PROBLEM TO WORK ON: Leave out the pictures and transcribe the rest of the records exactly.

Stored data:
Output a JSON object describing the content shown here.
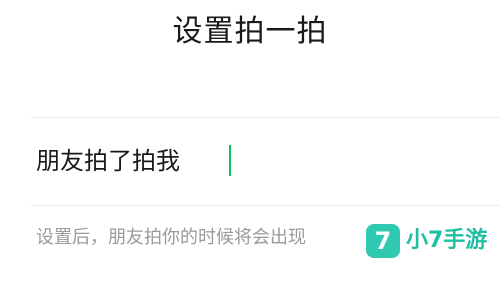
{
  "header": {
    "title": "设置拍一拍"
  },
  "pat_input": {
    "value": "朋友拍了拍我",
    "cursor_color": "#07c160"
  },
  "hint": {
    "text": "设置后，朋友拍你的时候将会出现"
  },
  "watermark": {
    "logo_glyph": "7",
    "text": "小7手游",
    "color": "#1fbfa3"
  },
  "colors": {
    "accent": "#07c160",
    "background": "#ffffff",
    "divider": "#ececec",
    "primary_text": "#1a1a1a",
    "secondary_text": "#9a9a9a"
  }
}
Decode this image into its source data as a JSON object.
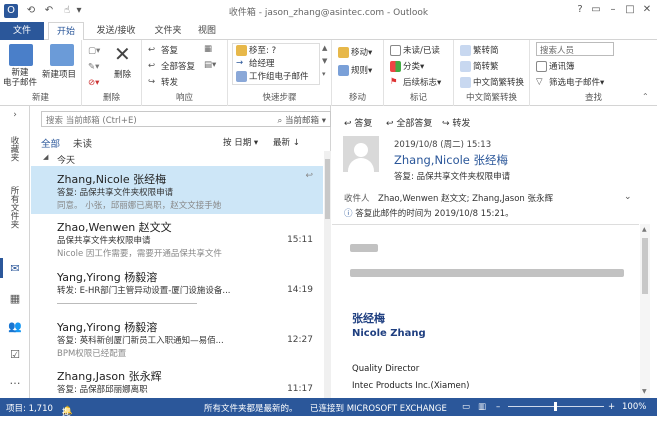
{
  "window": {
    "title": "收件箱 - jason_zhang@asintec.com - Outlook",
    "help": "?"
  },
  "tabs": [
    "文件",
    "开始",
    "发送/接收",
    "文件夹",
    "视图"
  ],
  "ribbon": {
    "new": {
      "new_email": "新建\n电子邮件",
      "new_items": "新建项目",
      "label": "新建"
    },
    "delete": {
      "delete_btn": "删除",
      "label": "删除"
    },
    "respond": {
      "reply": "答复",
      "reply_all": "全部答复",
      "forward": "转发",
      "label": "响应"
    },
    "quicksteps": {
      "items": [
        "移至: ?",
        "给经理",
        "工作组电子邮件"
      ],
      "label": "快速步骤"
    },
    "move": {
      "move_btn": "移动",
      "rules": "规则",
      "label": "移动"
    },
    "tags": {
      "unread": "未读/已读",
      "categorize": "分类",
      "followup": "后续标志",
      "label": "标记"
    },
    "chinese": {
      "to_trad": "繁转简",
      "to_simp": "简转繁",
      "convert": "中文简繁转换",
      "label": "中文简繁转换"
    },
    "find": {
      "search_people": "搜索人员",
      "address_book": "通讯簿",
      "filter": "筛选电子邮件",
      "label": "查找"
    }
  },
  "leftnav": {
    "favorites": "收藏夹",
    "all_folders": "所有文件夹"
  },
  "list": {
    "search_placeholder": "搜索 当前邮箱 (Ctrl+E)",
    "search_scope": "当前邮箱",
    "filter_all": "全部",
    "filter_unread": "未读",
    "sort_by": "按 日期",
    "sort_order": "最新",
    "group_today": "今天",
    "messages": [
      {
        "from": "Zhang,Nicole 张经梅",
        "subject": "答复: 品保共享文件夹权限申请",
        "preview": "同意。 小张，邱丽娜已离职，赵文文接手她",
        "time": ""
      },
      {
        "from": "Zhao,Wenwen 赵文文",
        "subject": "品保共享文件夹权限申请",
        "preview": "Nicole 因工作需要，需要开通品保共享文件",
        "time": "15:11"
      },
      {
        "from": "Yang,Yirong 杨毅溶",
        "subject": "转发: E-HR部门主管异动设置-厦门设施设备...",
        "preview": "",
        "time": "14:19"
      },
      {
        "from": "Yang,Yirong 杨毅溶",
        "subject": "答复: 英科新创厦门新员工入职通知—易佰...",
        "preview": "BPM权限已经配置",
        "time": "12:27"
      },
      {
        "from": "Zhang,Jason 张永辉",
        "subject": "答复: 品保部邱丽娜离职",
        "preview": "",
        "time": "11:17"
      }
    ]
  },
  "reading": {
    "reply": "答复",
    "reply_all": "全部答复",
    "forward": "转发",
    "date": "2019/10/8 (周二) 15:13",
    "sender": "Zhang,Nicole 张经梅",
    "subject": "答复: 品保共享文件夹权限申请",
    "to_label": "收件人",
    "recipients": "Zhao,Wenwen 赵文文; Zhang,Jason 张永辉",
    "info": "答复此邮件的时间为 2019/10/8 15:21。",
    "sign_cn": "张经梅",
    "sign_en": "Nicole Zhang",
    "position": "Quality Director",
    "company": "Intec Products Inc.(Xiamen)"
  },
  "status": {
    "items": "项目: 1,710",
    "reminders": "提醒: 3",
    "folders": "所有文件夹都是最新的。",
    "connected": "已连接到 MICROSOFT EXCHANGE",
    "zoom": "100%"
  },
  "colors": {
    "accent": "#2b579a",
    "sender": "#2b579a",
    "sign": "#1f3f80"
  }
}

RESULT OF THIS TASK:
Output a JSON object describing the content shown here.
{
  "header": {
    "title": "设置拍一拍"
  },
  "pat_input": {
    "value": "朋友拍了拍我",
    "cursor_color": "#07c160"
  },
  "hint": {
    "text": "设置后，朋友拍你的时候将会出现"
  },
  "watermark": {
    "logo_glyph": "7",
    "text": "小7手游",
    "color": "#1fbfa3"
  },
  "colors": {
    "accent": "#07c160",
    "background": "#ffffff",
    "divider": "#ececec",
    "primary_text": "#1a1a1a",
    "secondary_text": "#9a9a9a"
  }
}
Decode this image into its source data as a JSON object.
{
  "window": {
    "title": "收件箱 - jason_zhang@asintec.com - Outlook",
    "help": "?"
  },
  "tabs": [
    "文件",
    "开始",
    "发送/接收",
    "文件夹",
    "视图"
  ],
  "ribbon": {
    "new": {
      "new_email": "新建\n电子邮件",
      "new_items": "新建项目",
      "label": "新建"
    },
    "delete": {
      "delete_btn": "删除",
      "label": "删除"
    },
    "respond": {
      "reply": "答复",
      "reply_all": "全部答复",
      "forward": "转发",
      "label": "响应"
    },
    "quicksteps": {
      "items": [
        "移至: ?",
        "给经理",
        "工作组电子邮件"
      ],
      "label": "快速步骤"
    },
    "move": {
      "move_btn": "移动",
      "rules": "规则",
      "label": "移动"
    },
    "tags": {
      "unread": "未读/已读",
      "categorize": "分类",
      "followup": "后续标志",
      "label": "标记"
    },
    "chinese": {
      "to_trad": "繁转简",
      "to_simp": "简转繁",
      "convert": "中文简繁转换",
      "label": "中文简繁转换"
    },
    "find": {
      "search_people": "搜索人员",
      "address_book": "通讯簿",
      "filter": "筛选电子邮件",
      "label": "查找"
    }
  },
  "leftnav": {
    "favorites": "收藏夹",
    "all_folders": "所有文件夹"
  },
  "list": {
    "search_placeholder": "搜索 当前邮箱 (Ctrl+E)",
    "search_scope": "当前邮箱",
    "filter_all": "全部",
    "filter_unread": "未读",
    "sort_by": "按 日期",
    "sort_order": "最新",
    "group_today": "今天",
    "messages": [
      {
        "from": "Zhang,Nicole 张经梅",
        "subject": "答复: 品保共享文件夹权限申请",
        "preview": "同意。 小张，邱丽娜已离职，赵文文接手她",
        "time": ""
      },
      {
        "from": "Zhao,Wenwen 赵文文",
        "subject": "品保共享文件夹权限申请",
        "preview": "Nicole 因工作需要，需要开通品保共享文件",
        "time": "15:11"
      },
      {
        "from": "Yang,Yirong 杨毅溶",
        "subject": "转发: E-HR部门主管异动设置-厦门设施设备...",
        "preview": "",
        "time": "14:19"
      },
      {
        "from": "Yang,Yirong 杨毅溶",
        "subject": "答复: 英科新创厦门新员工入职通知—易佰...",
        "preview": "BPM权限已经配置",
        "time": "12:27"
      },
      {
        "from": "Zhang,Jason 张永辉",
        "subject": "答复: 品保部邱丽娜离职",
        "preview": "",
        "time": "11:17"
      }
    ]
  },
  "reading": {
    "reply": "答复",
    "reply_all": "全部答复",
    "forward": "转发",
    "date": "2019/10/8 (周二) 15:13",
    "sender": "Zhang,Nicole 张经梅",
    "subject": "答复: 品保共享文件夹权限申请",
    "to_label": "收件人",
    "recipients": "Zhao,Wenwen 赵文文; Zhang,Jason 张永辉",
    "info": "答复此邮件的时间为 2019/10/8 15:21。",
    "sign_cn": "张经梅",
    "sign_en": "Nicole Zhang",
    "position": "Quality Director",
    "company": "Intec Products Inc.(Xiamen)"
  },
  "status": {
    "items": "项目: 1,710",
    "reminders": "提醒: 3",
    "folders": "所有文件夹都是最新的。",
    "connected": "已连接到 MICROSOFT EXCHANGE",
    "zoom": "100%"
  },
  "colors": {
    "accent": "#2b579a",
    "sender": "#2b579a",
    "sign": "#1f3f80"
  }
}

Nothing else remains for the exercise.